WRITTEN TASK
All the data should be repeated exactly. Any image in it is left out.

LISTED RECORDS
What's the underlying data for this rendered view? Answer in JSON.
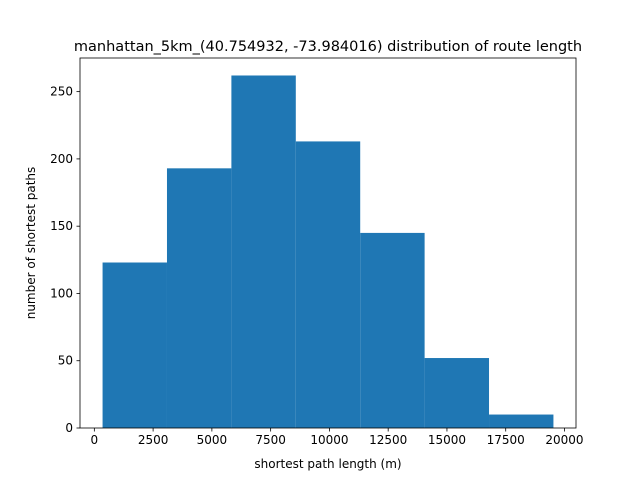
{
  "chart_data": {
    "type": "bar",
    "title": "manhattan_5km_(40.754932, -73.984016) distribution of route length",
    "xlabel": "shortest path length (m)",
    "ylabel": "number of shortest paths",
    "bin_edges": [
      350,
      3090,
      5830,
      8570,
      11310,
      14050,
      16790,
      19530
    ],
    "values": [
      123,
      193,
      262,
      213,
      145,
      52,
      10
    ],
    "xlim": [
      -610,
      20490
    ],
    "ylim": [
      0,
      275
    ],
    "xticks": [
      0,
      2500,
      5000,
      7500,
      10000,
      12500,
      15000,
      17500,
      20000
    ],
    "yticks": [
      0,
      50,
      100,
      150,
      200,
      250
    ],
    "bar_color": "#1f77b4",
    "grid": false,
    "legend": "none"
  }
}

RESULT
What's the underlying data for this rendered view? Answer in JSON.
{
  "chart_data": {
    "type": "bar",
    "title": "manhattan_5km_(40.754932, -73.984016) distribution of route length",
    "xlabel": "shortest path length (m)",
    "ylabel": "number of shortest paths",
    "bin_edges": [
      350,
      3090,
      5830,
      8570,
      11310,
      14050,
      16790,
      19530
    ],
    "values": [
      123,
      193,
      262,
      213,
      145,
      52,
      10
    ],
    "xlim": [
      -610,
      20490
    ],
    "ylim": [
      0,
      275
    ],
    "xticks": [
      0,
      2500,
      5000,
      7500,
      10000,
      12500,
      15000,
      17500,
      20000
    ],
    "yticks": [
      0,
      50,
      100,
      150,
      200,
      250
    ],
    "bar_color": "#1f77b4",
    "grid": false,
    "legend": "none"
  }
}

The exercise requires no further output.